EXTRACT START

In December 2019, an outbreak of novel coronavirus SARS-CoV-2, subsequently termed COVID-19, led to a global pandemic. At the time of this writing, more than 7.2 million cases and 411,000 deaths have been reported worldwide, with nearly 2 million cases and over 110,000 deaths in the United States.1 Reports in the United States suggest a high intensive care unit (ICU) mortality and a stressed health care system.2,3 It was soon recognized that the virus can manifest with high levels of inflammation, abnormal coagulation studies, pathologic evidence of microvascular thrombosis, and clinical evidence of large vessel thrombosis.

EXTRACT END
RAW DATA START

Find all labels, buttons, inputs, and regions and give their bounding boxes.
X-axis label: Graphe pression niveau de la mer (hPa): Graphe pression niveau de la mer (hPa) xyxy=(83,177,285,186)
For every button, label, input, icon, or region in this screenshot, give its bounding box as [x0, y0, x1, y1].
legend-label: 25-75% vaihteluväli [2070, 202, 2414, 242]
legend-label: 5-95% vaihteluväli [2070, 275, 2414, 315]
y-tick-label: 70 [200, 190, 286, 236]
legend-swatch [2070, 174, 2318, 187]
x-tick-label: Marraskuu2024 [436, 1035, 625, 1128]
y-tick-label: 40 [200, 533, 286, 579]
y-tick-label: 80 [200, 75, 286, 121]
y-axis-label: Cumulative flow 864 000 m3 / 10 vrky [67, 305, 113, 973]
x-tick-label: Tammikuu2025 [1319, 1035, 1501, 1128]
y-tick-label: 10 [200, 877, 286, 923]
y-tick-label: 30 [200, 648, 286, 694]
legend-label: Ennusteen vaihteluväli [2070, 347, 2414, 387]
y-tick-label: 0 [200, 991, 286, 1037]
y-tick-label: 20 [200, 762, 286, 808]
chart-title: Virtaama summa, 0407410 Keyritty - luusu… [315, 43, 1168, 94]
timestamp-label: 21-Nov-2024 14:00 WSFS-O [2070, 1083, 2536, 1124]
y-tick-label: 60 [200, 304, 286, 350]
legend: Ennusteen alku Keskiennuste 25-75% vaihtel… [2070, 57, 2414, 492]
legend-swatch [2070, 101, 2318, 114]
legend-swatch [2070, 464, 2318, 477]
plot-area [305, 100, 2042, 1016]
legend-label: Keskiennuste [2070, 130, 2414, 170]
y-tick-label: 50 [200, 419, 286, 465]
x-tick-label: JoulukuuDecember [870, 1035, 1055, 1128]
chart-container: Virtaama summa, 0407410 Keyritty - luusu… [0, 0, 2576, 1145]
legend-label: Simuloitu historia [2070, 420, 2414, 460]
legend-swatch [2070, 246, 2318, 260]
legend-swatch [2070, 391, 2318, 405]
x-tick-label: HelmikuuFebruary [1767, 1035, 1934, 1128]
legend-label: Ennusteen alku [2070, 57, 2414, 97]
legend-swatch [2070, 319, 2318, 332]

RAW DATA END

= WHAT THIS EXERCISE ASKS =
• a. Answer these questions about the COVID-19 passage, one line each, marked (i), (ii), (iii):
(i) In what month and year did the outbreak occur?
(ii) About how many cases had been reported in the United States at the time of writing?
(iii) What do reports in the United States suggest about intensive care and the health care system?
• b. Does each statement agree with the COVID-19 passage? Answer yes or no, quoting the words that decide it, marked (i), (ii), (iii).
(i) The outbreak was first called COVID-19 and only later termed SARS-CoV-2.
(ii) Deaths in the United States had passed 110,000 at the time of writing.
(iii) Large vessel thrombosis was among the clinical findings recognized with the virus.
• c. Write the next part of the COVID-19 passage, starting after its last sentence.

= TASK RESPONSES =
• a.
(i) December 2019.
(ii) Nearly 2 million.
(iii) They suggest a high intensive care unit (ICU) mortality and a stressed health care system.

• b.
(i) No: "novel coronavirus SARS-CoV-2, subsequently termed COVID-19"
(ii) Yes: "over 110,000 deaths in the United States"
(iii) Yes: "clinical evidence of large vessel thrombosis"

• c.
ROLE OF INFLAMMATION

SARS-CoV-2 infection is characterized by a high inflammatory state associated with elevated C-reactive protein, erythrocyte sedimentation rate, fibrinogen, and interleukin (IL)-6 levels.4 The inflammation plays an integral role in the pathology of the virus, and many anti-inflammatory and immunomodulatory treatments including IL-6 inhibitors, hydroxychloroquine, and JAK inhibitors have been used. In fact, higher levels of proinflammatory cytokines have been associated with worse disease.5 Inflammation and coagulation are intricately linked at an evolutionary level, and disseminated intravascular coagulation, sepsis-induced coagulopathy, and deep vein thrombosis (DVT) are common in the highly inflamed states of severe infection.6 Inflammation and its subsequent effects on coagulation are therefore not unique to COVID-19, but there is evidence that the degree of hypercoagulability in COVID-19 may warrant a different therapeutic approach. It is likely that the unique phenotype of inflammatory storm with COVID-19 will lead to a similarly unique coagulation profile.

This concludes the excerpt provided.